Problem to work on: Output the data exactly, with every line intact.

Rows from a dataset:
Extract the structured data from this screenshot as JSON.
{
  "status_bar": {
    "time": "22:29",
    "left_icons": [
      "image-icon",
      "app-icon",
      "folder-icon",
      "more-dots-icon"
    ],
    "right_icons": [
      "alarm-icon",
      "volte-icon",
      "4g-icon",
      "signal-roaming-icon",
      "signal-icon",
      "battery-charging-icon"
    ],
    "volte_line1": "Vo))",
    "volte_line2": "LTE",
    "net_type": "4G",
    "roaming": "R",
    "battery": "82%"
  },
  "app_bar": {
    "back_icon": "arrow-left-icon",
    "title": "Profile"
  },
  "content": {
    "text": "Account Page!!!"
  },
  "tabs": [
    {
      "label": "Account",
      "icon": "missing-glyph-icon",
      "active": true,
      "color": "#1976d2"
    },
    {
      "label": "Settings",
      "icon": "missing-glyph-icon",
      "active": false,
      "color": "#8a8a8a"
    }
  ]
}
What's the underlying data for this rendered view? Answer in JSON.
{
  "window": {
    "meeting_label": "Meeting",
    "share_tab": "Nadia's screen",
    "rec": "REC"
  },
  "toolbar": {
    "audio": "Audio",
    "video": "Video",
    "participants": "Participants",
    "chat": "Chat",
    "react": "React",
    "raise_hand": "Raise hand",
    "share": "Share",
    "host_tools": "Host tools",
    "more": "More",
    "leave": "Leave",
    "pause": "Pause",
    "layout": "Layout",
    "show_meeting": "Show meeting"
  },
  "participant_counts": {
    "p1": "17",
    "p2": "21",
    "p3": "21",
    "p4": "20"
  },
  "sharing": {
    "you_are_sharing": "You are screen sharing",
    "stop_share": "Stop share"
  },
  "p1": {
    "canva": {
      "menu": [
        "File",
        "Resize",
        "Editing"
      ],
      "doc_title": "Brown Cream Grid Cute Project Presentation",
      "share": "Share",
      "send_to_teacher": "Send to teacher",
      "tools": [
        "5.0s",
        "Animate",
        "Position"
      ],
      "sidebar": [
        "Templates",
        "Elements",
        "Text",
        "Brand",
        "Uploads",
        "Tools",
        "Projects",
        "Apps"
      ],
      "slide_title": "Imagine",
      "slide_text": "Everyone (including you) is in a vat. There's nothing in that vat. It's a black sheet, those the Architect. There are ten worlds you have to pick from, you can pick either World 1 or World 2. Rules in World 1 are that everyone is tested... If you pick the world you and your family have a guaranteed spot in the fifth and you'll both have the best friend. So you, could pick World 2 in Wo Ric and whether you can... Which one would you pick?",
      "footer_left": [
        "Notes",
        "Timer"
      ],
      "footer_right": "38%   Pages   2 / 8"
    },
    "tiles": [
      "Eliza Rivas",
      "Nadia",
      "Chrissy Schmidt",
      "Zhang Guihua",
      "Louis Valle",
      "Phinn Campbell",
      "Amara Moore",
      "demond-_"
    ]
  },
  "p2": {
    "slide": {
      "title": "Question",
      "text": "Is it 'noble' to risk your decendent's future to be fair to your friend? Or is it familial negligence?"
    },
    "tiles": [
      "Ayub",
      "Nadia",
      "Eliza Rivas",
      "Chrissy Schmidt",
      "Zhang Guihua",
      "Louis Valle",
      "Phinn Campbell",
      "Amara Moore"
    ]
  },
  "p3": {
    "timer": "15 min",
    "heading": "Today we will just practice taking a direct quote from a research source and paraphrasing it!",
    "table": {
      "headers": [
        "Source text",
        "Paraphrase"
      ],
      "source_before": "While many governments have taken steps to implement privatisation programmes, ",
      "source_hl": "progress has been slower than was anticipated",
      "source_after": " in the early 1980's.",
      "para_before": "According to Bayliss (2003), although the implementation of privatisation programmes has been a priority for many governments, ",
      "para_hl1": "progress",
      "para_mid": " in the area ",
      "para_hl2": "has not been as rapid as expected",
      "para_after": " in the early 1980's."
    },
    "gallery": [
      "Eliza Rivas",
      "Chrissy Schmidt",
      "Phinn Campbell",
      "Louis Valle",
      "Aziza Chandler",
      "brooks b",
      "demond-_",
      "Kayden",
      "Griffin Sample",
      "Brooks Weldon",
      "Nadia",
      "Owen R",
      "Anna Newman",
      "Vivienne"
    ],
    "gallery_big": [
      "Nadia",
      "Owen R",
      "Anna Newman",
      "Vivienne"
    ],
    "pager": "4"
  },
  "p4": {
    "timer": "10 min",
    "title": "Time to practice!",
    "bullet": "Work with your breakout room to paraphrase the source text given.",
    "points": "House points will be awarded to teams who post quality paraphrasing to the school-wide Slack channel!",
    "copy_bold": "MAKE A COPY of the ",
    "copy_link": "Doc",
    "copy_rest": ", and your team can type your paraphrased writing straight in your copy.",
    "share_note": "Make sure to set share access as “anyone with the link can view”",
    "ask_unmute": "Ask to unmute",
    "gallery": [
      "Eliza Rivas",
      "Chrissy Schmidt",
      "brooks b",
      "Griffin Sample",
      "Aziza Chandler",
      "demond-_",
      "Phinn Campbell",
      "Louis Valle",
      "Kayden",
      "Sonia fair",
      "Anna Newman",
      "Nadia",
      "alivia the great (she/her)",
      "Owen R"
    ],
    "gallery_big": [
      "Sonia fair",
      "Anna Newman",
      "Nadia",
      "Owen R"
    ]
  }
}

Result of this task:
Extract the structured data from this screenshot as JSON.
{
  "status_bar": {
    "time": "22:29",
    "left_icons": [
      "image-icon",
      "app-icon",
      "folder-icon",
      "more-dots-icon"
    ],
    "right_icons": [
      "alarm-icon",
      "volte-icon",
      "4g-icon",
      "signal-roaming-icon",
      "signal-icon",
      "battery-charging-icon"
    ],
    "volte_line1": "Vo))",
    "volte_line2": "LTE",
    "net_type": "4G",
    "roaming": "R",
    "battery": "82%"
  },
  "app_bar": {
    "back_icon": "arrow-left-icon",
    "title": "Profile"
  },
  "content": {
    "text": "Account Page!!!"
  },
  "tabs": [
    {
      "label": "Account",
      "icon": "missing-glyph-icon",
      "active": true,
      "color": "#1976d2"
    },
    {
      "label": "Settings",
      "icon": "missing-glyph-icon",
      "active": false,
      "color": "#8a8a8a"
    }
  ]
}
What's the underlying data for this rendered view? Answer in JSON.
{
  "window": {
    "meeting_label": "Meeting",
    "share_tab": "Nadia's screen",
    "rec": "REC"
  },
  "toolbar": {
    "audio": "Audio",
    "video": "Video",
    "participants": "Participants",
    "chat": "Chat",
    "react": "React",
    "raise_hand": "Raise hand",
    "share": "Share",
    "host_tools": "Host tools",
    "more": "More",
    "leave": "Leave",
    "pause": "Pause",
    "layout": "Layout",
    "show_meeting": "Show meeting"
  },
  "participant_counts": {
    "p1": "17",
    "p2": "21",
    "p3": "21",
    "p4": "20"
  },
  "sharing": {
    "you_are_sharing": "You are screen sharing",
    "stop_share": "Stop share"
  },
  "p1": {
    "canva": {
      "menu": [
        "File",
        "Resize",
        "Editing"
      ],
      "doc_title": "Brown Cream Grid Cute Project Presentation",
      "share": "Share",
      "send_to_teacher": "Send to teacher",
      "tools": [
        "5.0s",
        "Animate",
        "Position"
      ],
      "sidebar": [
        "Templates",
        "Elements",
        "Text",
        "Brand",
        "Uploads",
        "Tools",
        "Projects",
        "Apps"
      ],
      "slide_title": "Imagine",
      "slide_text": "Everyone (including you) is in a vat. There's nothing in that vat. It's a black sheet, those the Architect. There are ten worlds you have to pick from, you can pick either World 1 or World 2. Rules in World 1 are that everyone is tested... If you pick the world you and your family have a guaranteed spot in the fifth and you'll both have the best friend. So you, could pick World 2 in Wo Ric and whether you can... Which one would you pick?",
      "footer_left": [
        "Notes",
        "Timer"
      ],
      "footer_right": "38%   Pages   2 / 8"
    },
    "tiles": [
      "Eliza Rivas",
      "Nadia",
      "Chrissy Schmidt",
      "Zhang Guihua",
      "Louis Valle",
      "Phinn Campbell",
      "Amara Moore",
      "demond-_"
    ]
  },
  "p2": {
    "slide": {
      "title": "Question",
      "text": "Is it 'noble' to risk your decendent's future to be fair to your friend? Or is it familial negligence?"
    },
    "tiles": [
      "Ayub",
      "Nadia",
      "Eliza Rivas",
      "Chrissy Schmidt",
      "Zhang Guihua",
      "Louis Valle",
      "Phinn Campbell",
      "Amara Moore"
    ]
  },
  "p3": {
    "timer": "15 min",
    "heading": "Today we will just practice taking a direct quote from a research source and paraphrasing it!",
    "table": {
      "headers": [
        "Source text",
        "Paraphrase"
      ],
      "source_before": "While many governments have taken steps to implement privatisation programmes, ",
      "source_hl": "progress has been slower than was anticipated",
      "source_after": " in the early 1980's.",
      "para_before": "According to Bayliss (2003), although the implementation of privatisation programmes has been a priority for many governments, ",
      "para_hl1": "progress",
      "para_mid": " in the area ",
      "para_hl2": "has not been as rapid as expected",
      "para_after": " in the early 1980's."
    },
    "gallery": [
      "Eliza Rivas",
      "Chrissy Schmidt",
      "Phinn Campbell",
      "Louis Valle",
      "Aziza Chandler",
      "brooks b",
      "demond-_",
      "Kayden",
      "Griffin Sample",
      "Brooks Weldon",
      "Nadia",
      "Owen R",
      "Anna Newman",
      "Vivienne"
    ],
    "gallery_big": [
      "Nadia",
      "Owen R",
      "Anna Newman",
      "Vivienne"
    ],
    "pager": "4"
  },
  "p4": {
    "timer": "10 min",
    "title": "Time to practice!",
    "bullet": "Work with your breakout room to paraphrase the source text given.",
    "points": "House points will be awarded to teams who post quality paraphrasing to the school-wide Slack channel!",
    "copy_bold": "MAKE A COPY of the ",
    "copy_link": "Doc",
    "copy_rest": ", and your team can type your paraphrased writing straight in your copy.",
    "share_note": "Make sure to set share access as “anyone with the link can view”",
    "ask_unmute": "Ask to unmute",
    "gallery": [
      "Eliza Rivas",
      "Chrissy Schmidt",
      "brooks b",
      "Griffin Sample",
      "Aziza Chandler",
      "demond-_",
      "Phinn Campbell",
      "Louis Valle",
      "Kayden",
      "Sonia fair",
      "Anna Newman",
      "Nadia",
      "alivia the great (she/her)",
      "Owen R"
    ],
    "gallery_big": [
      "Sonia fair",
      "Anna Newman",
      "Nadia",
      "Owen R"
    ]
  }
}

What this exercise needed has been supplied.